■ INSTRUCTIONS FOR THE TASK: Repeat the records below exactly as they appear.

# # # # # # #

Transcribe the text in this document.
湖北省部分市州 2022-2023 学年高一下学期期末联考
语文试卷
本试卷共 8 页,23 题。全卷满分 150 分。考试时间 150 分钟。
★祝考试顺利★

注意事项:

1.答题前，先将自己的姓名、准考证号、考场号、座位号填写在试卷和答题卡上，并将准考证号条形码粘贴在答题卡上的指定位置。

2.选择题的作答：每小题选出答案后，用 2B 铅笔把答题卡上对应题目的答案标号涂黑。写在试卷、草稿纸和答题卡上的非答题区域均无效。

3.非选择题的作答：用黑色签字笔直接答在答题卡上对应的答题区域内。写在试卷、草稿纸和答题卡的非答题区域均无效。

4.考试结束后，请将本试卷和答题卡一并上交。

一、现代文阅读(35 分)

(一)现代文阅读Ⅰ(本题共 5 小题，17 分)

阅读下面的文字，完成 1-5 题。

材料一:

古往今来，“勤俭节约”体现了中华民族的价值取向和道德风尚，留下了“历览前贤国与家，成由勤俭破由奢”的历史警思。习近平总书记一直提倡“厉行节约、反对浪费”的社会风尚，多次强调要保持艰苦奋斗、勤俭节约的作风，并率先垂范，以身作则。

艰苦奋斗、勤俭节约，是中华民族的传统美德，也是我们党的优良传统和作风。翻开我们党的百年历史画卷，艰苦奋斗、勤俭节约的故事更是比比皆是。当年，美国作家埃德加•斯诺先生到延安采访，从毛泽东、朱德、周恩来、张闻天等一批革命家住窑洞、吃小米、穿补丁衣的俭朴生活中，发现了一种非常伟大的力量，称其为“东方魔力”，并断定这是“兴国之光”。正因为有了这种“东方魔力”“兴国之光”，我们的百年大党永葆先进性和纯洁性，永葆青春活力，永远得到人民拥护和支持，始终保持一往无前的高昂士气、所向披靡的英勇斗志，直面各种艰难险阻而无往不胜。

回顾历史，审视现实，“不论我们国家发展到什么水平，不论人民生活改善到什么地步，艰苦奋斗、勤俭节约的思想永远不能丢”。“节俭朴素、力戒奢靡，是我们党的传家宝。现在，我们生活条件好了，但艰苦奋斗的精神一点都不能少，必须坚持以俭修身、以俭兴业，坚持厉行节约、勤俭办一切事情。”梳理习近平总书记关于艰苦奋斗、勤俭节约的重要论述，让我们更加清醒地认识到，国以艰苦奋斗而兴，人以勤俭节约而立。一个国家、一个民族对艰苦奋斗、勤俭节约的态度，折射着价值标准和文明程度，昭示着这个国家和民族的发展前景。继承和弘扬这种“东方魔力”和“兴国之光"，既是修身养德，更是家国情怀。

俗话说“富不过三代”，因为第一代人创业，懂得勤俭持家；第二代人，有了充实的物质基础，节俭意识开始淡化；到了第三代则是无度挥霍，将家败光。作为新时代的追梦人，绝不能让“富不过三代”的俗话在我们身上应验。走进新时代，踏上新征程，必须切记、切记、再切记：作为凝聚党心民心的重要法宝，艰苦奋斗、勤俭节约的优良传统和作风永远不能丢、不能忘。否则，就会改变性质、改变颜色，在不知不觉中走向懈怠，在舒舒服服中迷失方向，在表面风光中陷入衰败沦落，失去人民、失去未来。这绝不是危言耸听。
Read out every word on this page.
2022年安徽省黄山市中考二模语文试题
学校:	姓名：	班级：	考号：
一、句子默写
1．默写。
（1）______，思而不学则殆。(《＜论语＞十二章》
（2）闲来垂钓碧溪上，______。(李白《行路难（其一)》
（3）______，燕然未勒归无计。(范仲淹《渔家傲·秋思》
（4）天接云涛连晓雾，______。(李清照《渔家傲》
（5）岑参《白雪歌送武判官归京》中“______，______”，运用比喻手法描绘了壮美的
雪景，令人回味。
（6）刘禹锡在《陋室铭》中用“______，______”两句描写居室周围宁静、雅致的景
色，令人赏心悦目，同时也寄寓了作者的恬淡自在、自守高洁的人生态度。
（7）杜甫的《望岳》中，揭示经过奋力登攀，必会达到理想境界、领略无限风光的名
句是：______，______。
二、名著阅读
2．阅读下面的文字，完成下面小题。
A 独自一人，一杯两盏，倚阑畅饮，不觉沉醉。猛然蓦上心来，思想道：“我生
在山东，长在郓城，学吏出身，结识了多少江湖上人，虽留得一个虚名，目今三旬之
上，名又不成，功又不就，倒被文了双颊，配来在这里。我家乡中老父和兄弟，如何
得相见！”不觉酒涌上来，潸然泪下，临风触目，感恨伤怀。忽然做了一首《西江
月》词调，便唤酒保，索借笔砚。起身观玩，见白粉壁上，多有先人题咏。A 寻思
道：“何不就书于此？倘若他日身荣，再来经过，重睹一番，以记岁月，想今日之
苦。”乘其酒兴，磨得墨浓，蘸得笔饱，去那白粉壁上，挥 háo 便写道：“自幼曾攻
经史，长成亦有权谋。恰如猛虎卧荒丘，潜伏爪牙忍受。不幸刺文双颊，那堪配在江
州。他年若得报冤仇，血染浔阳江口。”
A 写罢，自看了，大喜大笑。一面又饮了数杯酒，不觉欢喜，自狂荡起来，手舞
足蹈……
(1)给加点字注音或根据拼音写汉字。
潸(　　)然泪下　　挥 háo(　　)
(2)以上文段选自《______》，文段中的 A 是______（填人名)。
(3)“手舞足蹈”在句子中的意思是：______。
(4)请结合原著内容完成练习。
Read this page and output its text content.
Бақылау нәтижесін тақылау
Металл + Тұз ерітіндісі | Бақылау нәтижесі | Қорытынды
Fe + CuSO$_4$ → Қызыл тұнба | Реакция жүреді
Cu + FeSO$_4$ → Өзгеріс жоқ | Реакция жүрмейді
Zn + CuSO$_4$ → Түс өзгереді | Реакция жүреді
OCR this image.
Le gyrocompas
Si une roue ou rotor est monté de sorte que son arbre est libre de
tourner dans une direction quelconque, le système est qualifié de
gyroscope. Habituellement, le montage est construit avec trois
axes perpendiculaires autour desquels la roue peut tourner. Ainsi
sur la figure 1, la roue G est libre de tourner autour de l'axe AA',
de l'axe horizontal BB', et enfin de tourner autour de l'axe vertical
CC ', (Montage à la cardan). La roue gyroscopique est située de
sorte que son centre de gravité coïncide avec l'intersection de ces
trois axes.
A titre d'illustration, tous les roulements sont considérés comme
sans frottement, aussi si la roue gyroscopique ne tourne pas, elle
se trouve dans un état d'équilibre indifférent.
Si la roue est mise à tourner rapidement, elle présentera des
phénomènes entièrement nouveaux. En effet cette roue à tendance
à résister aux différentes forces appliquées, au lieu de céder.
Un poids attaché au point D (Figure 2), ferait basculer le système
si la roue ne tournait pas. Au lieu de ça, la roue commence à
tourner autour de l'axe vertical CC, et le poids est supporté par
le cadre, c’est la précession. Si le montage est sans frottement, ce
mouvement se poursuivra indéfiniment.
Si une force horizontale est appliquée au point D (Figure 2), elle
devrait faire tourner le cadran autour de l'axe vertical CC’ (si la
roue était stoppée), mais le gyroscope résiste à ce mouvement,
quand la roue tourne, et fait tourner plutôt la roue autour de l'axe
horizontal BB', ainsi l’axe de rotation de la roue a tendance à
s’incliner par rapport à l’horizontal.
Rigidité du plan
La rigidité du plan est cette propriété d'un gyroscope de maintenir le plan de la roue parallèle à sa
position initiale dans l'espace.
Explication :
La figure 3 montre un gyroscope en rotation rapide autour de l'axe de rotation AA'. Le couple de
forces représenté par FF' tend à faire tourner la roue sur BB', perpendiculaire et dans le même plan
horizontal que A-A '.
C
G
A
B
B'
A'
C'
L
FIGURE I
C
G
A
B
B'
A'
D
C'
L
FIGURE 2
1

# # # # # # #

■ FINAL ANSWER:
Transcribe the text in this document.
湖北省部分市州 2022-2023 学年高一下学期期末联考
语文试卷
本试卷共 8 页,23 题。全卷满分 150 分。考试时间 150 分钟。
★祝考试顺利★

注意事项:

1.答题前，先将自己的姓名、准考证号、考场号、座位号填写在试卷和答题卡上，并将准考证号条形码粘贴在答题卡上的指定位置。

2.选择题的作答：每小题选出答案后，用 2B 铅笔把答题卡上对应题目的答案标号涂黑。写在试卷、草稿纸和答题卡上的非答题区域均无效。

3.非选择题的作答：用黑色签字笔直接答在答题卡上对应的答题区域内。写在试卷、草稿纸和答题卡的非答题区域均无效。

4.考试结束后，请将本试卷和答题卡一并上交。

一、现代文阅读(35 分)

(一)现代文阅读Ⅰ(本题共 5 小题，17 分)

阅读下面的文字，完成 1-5 题。

材料一:

古往今来，“勤俭节约”体现了中华民族的价值取向和道德风尚，留下了“历览前贤国与家，成由勤俭破由奢”的历史警思。习近平总书记一直提倡“厉行节约、反对浪费”的社会风尚，多次强调要保持艰苦奋斗、勤俭节约的作风，并率先垂范，以身作则。

艰苦奋斗、勤俭节约，是中华民族的传统美德，也是我们党的优良传统和作风。翻开我们党的百年历史画卷，艰苦奋斗、勤俭节约的故事更是比比皆是。当年，美国作家埃德加•斯诺先生到延安采访，从毛泽东、朱德、周恩来、张闻天等一批革命家住窑洞、吃小米、穿补丁衣的俭朴生活中，发现了一种非常伟大的力量，称其为“东方魔力”，并断定这是“兴国之光”。正因为有了这种“东方魔力”“兴国之光”，我们的百年大党永葆先进性和纯洁性，永葆青春活力，永远得到人民拥护和支持，始终保持一往无前的高昂士气、所向披靡的英勇斗志，直面各种艰难险阻而无往不胜。

回顾历史，审视现实，“不论我们国家发展到什么水平，不论人民生活改善到什么地步，艰苦奋斗、勤俭节约的思想永远不能丢”。“节俭朴素、力戒奢靡，是我们党的传家宝。现在，我们生活条件好了，但艰苦奋斗的精神一点都不能少，必须坚持以俭修身、以俭兴业，坚持厉行节约、勤俭办一切事情。”梳理习近平总书记关于艰苦奋斗、勤俭节约的重要论述，让我们更加清醒地认识到，国以艰苦奋斗而兴，人以勤俭节约而立。一个国家、一个民族对艰苦奋斗、勤俭节约的态度，折射着价值标准和文明程度，昭示着这个国家和民族的发展前景。继承和弘扬这种“东方魔力”和“兴国之光"，既是修身养德，更是家国情怀。

俗话说“富不过三代”，因为第一代人创业，懂得勤俭持家；第二代人，有了充实的物质基础，节俭意识开始淡化；到了第三代则是无度挥霍，将家败光。作为新时代的追梦人，绝不能让“富不过三代”的俗话在我们身上应验。走进新时代，踏上新征程，必须切记、切记、再切记：作为凝聚党心民心的重要法宝，艰苦奋斗、勤俭节约的优良传统和作风永远不能丢、不能忘。否则，就会改变性质、改变颜色，在不知不觉中走向懈怠，在舒舒服服中迷失方向，在表面风光中陷入衰败沦落，失去人民、失去未来。这绝不是危言耸听。
Read out every word on this page.
2022年安徽省黄山市中考二模语文试题
学校:	姓名：	班级：	考号：
一、句子默写
1．默写。
（1）______，思而不学则殆。(《＜论语＞十二章》
（2）闲来垂钓碧溪上，______。(李白《行路难（其一)》
（3）______，燕然未勒归无计。(范仲淹《渔家傲·秋思》
（4）天接云涛连晓雾，______。(李清照《渔家傲》
（5）岑参《白雪歌送武判官归京》中“______，______”，运用比喻手法描绘了壮美的
雪景，令人回味。
（6）刘禹锡在《陋室铭》中用“______，______”两句描写居室周围宁静、雅致的景
色，令人赏心悦目，同时也寄寓了作者的恬淡自在、自守高洁的人生态度。
（7）杜甫的《望岳》中，揭示经过奋力登攀，必会达到理想境界、领略无限风光的名
句是：______，______。
二、名著阅读
2．阅读下面的文字，完成下面小题。
A 独自一人，一杯两盏，倚阑畅饮，不觉沉醉。猛然蓦上心来，思想道：“我生
在山东，长在郓城，学吏出身，结识了多少江湖上人，虽留得一个虚名，目今三旬之
上，名又不成，功又不就，倒被文了双颊，配来在这里。我家乡中老父和兄弟，如何
得相见！”不觉酒涌上来，潸然泪下，临风触目，感恨伤怀。忽然做了一首《西江
月》词调，便唤酒保，索借笔砚。起身观玩，见白粉壁上，多有先人题咏。A 寻思
道：“何不就书于此？倘若他日身荣，再来经过，重睹一番，以记岁月，想今日之
苦。”乘其酒兴，磨得墨浓，蘸得笔饱，去那白粉壁上，挥 háo 便写道：“自幼曾攻
经史，长成亦有权谋。恰如猛虎卧荒丘，潜伏爪牙忍受。不幸刺文双颊，那堪配在江
州。他年若得报冤仇，血染浔阳江口。”
A 写罢，自看了，大喜大笑。一面又饮了数杯酒，不觉欢喜，自狂荡起来，手舞
足蹈……
(1)给加点字注音或根据拼音写汉字。
潸(　　)然泪下　　挥 háo(　　)
(2)以上文段选自《______》，文段中的 A 是______（填人名)。
(3)“手舞足蹈”在句子中的意思是：______。
(4)请结合原著内容完成练习。
Read this page and output its text content.
Бақылау нәтижесін тақылау
Металл + Тұз ерітіндісі | Бақылау нәтижесі | Қорытынды
Fe + CuSO$_4$ → Қызыл тұнба | Реакция жүреді
Cu + FeSO$_4$ → Өзгеріс жоқ | Реакция жүрмейді
Zn + CuSO$_4$ → Түс өзгереді | Реакция жүреді
OCR this image.
Le gyrocompas
Si une roue ou rotor est monté de sorte que son arbre est libre de
tourner dans une direction quelconque, le système est qualifié de
gyroscope. Habituellement, le montage est construit avec trois
axes perpendiculaires autour desquels la roue peut tourner. Ainsi
sur la figure 1, la roue G est libre de tourner autour de l'axe AA',
de l'axe horizontal BB', et enfin de tourner autour de l'axe vertical
CC ', (Montage à la cardan). La roue gyroscopique est située de
sorte que son centre de gravité coïncide avec l'intersection de ces
trois axes.
A titre d'illustration, tous les roulements sont considérés comme
sans frottement, aussi si la roue gyroscopique ne tourne pas, elle
se trouve dans un état d'équilibre indifférent.
Si la roue est mise à tourner rapidement, elle présentera des
phénomènes entièrement nouveaux. En effet cette roue à tendance
à résister aux différentes forces appliquées, au lieu de céder.
Un poids attaché au point D (Figure 2), ferait basculer le système
si la roue ne tournait pas. Au lieu de ça, la roue commence à
tourner autour de l'axe vertical CC, et le poids est supporté par
le cadre, c’est la précession. Si le montage est sans frottement, ce
mouvement se poursuivra indéfiniment.
Si une force horizontale est appliquée au point D (Figure 2), elle
devrait faire tourner le cadran autour de l'axe vertical CC’ (si la
roue était stoppée), mais le gyroscope résiste à ce mouvement,
quand la roue tourne, et fait tourner plutôt la roue autour de l'axe
horizontal BB', ainsi l’axe de rotation de la roue a tendance à
s’incliner par rapport à l’horizontal.
Rigidité du plan
La rigidité du plan est cette propriété d'un gyroscope de maintenir le plan de la roue parallèle à sa
position initiale dans l'espace.
Explication :
La figure 3 montre un gyroscope en rotation rapide autour de l'axe de rotation AA'. Le couple de
forces représenté par FF' tend à faire tourner la roue sur BB', perpendiculaire et dans le même plan
horizontal que A-A '.
C
G
A
B
B'
A'
C'
L
FIGURE I
C
G
A
B
B'
A'
D
C'
L
FIGURE 2
1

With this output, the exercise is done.